• Short task: Write out the complete material exactly as it stands.

■ ■ ■ ■

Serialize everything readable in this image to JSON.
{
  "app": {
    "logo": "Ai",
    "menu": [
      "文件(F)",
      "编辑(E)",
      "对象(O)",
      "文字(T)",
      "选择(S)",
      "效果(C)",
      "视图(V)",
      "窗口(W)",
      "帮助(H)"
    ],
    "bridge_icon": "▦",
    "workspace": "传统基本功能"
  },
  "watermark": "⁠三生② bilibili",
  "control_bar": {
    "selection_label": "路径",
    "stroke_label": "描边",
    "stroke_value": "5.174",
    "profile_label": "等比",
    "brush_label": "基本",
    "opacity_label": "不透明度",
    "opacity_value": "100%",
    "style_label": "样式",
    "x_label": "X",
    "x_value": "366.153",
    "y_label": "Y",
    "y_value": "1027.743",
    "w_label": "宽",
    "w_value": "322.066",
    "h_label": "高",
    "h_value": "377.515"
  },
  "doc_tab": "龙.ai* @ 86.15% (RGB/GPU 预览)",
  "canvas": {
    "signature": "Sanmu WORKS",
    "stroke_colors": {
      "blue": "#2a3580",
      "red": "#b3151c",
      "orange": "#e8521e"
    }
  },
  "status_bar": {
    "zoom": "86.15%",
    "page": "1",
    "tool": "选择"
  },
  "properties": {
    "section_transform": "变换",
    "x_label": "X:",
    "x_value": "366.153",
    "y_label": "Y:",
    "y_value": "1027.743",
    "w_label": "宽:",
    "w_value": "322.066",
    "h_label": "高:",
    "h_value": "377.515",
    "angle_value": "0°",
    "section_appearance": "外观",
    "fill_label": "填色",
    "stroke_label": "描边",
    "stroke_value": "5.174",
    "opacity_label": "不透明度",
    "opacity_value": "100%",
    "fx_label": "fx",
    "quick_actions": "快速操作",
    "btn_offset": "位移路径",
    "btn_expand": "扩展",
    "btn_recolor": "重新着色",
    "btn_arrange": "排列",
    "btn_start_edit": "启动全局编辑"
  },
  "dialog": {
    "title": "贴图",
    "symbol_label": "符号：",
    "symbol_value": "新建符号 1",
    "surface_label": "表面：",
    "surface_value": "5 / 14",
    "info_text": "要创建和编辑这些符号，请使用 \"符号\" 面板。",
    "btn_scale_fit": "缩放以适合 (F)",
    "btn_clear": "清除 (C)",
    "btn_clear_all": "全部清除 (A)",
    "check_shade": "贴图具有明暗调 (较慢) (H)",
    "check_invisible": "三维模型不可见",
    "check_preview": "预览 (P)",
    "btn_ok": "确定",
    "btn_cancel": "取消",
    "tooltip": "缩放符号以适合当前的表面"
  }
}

■ ■ ■ ■

• Written reply:
Serialize everything readable in this image to JSON.
{
  "app": {
    "logo": "Ai",
    "menu": [
      "文件(F)",
      "编辑(E)",
      "对象(O)",
      "文字(T)",
      "选择(S)",
      "效果(C)",
      "视图(V)",
      "窗口(W)",
      "帮助(H)"
    ],
    "bridge_icon": "▦",
    "workspace": "传统基本功能"
  },
  "watermark": "⁠三生② bilibili",
  "control_bar": {
    "selection_label": "路径",
    "stroke_label": "描边",
    "stroke_value": "5.174",
    "profile_label": "等比",
    "brush_label": "基本",
    "opacity_label": "不透明度",
    "opacity_value": "100%",
    "style_label": "样式",
    "x_label": "X",
    "x_value": "366.153",
    "y_label": "Y",
    "y_value": "1027.743",
    "w_label": "宽",
    "w_value": "322.066",
    "h_label": "高",
    "h_value": "377.515"
  },
  "doc_tab": "龙.ai* @ 86.15% (RGB/GPU 预览)",
  "canvas": {
    "signature": "Sanmu WORKS",
    "stroke_colors": {
      "blue": "#2a3580",
      "red": "#b3151c",
      "orange": "#e8521e"
    }
  },
  "status_bar": {
    "zoom": "86.15%",
    "page": "1",
    "tool": "选择"
  },
  "properties": {
    "section_transform": "变换",
    "x_label": "X:",
    "x_value": "366.153",
    "y_label": "Y:",
    "y_value": "1027.743",
    "w_label": "宽:",
    "w_value": "322.066",
    "h_label": "高:",
    "h_value": "377.515",
    "angle_value": "0°",
    "section_appearance": "外观",
    "fill_label": "填色",
    "stroke_label": "描边",
    "stroke_value": "5.174",
    "opacity_label": "不透明度",
    "opacity_value": "100%",
    "fx_label": "fx",
    "quick_actions": "快速操作",
    "btn_offset": "位移路径",
    "btn_expand": "扩展",
    "btn_recolor": "重新着色",
    "btn_arrange": "排列",
    "btn_start_edit": "启动全局编辑"
  },
  "dialog": {
    "title": "贴图",
    "symbol_label": "符号：",
    "symbol_value": "新建符号 1",
    "surface_label": "表面：",
    "surface_value": "5 / 14",
    "info_text": "要创建和编辑这些符号，请使用 \"符号\" 面板。",
    "btn_scale_fit": "缩放以适合 (F)",
    "btn_clear": "清除 (C)",
    "btn_clear_all": "全部清除 (A)",
    "check_shade": "贴图具有明暗调 (较慢) (H)",
    "check_invisible": "三维模型不可见",
    "check_preview": "预览 (P)",
    "btn_ok": "确定",
    "btn_cancel": "取消",
    "tooltip": "缩放符号以适合当前的表面"
  }
}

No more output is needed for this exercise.